>> begin Information supplied

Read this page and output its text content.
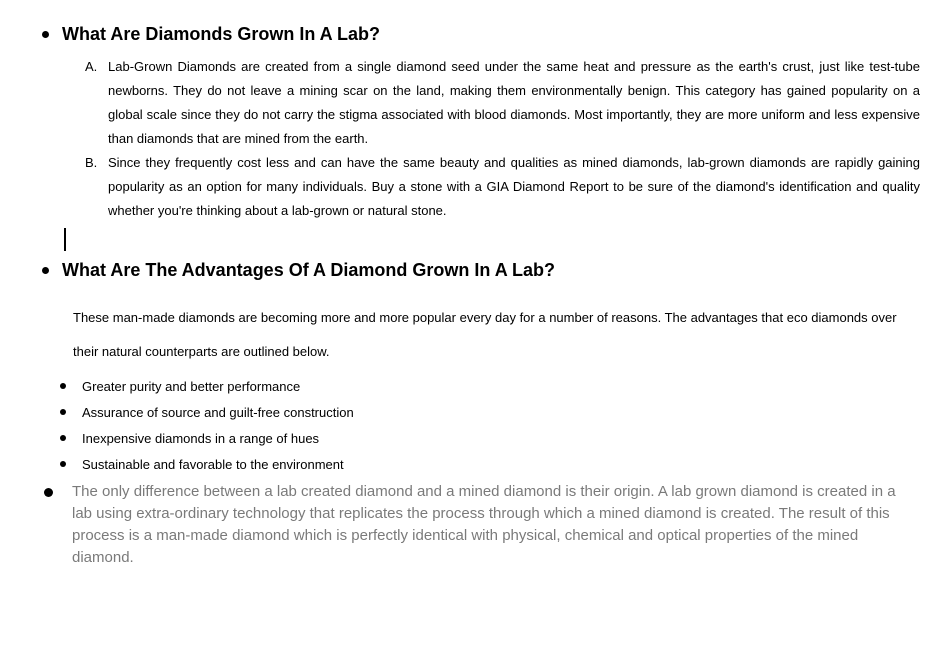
What Are Diamonds Grown In A Lab?
A. Lab-Grown Diamonds are created from a single diamond seed under the same heat and pressure as the earth's crust, just like test-tube newborns. They do not leave a mining scar on the land, making them environmentally benign. This category has gained popularity on a global scale since they do not carry the stigma associated with blood diamonds. Most importantly, they are more uniform and less expensive than diamonds that are mined from the earth.
B. Since they frequently cost less and can have the same beauty and qualities as mined diamonds, lab-grown diamonds are rapidly gaining popularity as an option for many individuals. Buy a stone with a GIA Diamond Report to be sure of the diamond's identification and quality whether you're thinking about a lab-grown or natural stone.
What Are The Advantages Of A Diamond Grown In A Lab?
These man-made diamonds are becoming more and more popular every day for a number of reasons. The advantages that eco diamonds over their natural counterparts are outlined below.
Greater purity and better performance
Assurance of source and guilt-free construction
Inexpensive diamonds in a range of hues
Sustainable and favorable to the environment
The only difference between a lab created diamond and a mined diamond is their origin. A lab grown diamond is created in a lab using extra-ordinary technology that replicates the process through which a mined diamond is created. The result of this process is a man-made diamond which is perfectly identical with physical, chemical and optical properties of the mined diamond.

>> end Information supplied

What you need to do -> Quote all of the entries word for word, omitting any pictures.

Full response ->
Read this page and output its text content.
What Are Diamonds Grown In A Lab?
A. Lab-Grown Diamonds are created from a single diamond seed under the same heat and pressure as the earth's crust, just like test-tube newborns. They do not leave a mining scar on the land, making them environmentally benign. This category has gained popularity on a global scale since they do not carry the stigma associated with blood diamonds. Most importantly, they are more uniform and less expensive than diamonds that are mined from the earth.
B. Since they frequently cost less and can have the same beauty and qualities as mined diamonds, lab-grown diamonds are rapidly gaining popularity as an option for many individuals. Buy a stone with a GIA Diamond Report to be sure of the diamond's identification and quality whether you're thinking about a lab-grown or natural stone.
What Are The Advantages Of A Diamond Grown In A Lab?
These man-made diamonds are becoming more and more popular every day for a number of reasons. The advantages that eco diamonds over their natural counterparts are outlined below.
Greater purity and better performance
Assurance of source and guilt-free construction
Inexpensive diamonds in a range of hues
Sustainable and favorable to the environment
The only difference between a lab created diamond and a mined diamond is their origin. A lab grown diamond is created in a lab using extra-ordinary technology that replicates the process through which a mined diamond is created. The result of this process is a man-made diamond which is perfectly identical with physical, chemical and optical properties of the mined diamond.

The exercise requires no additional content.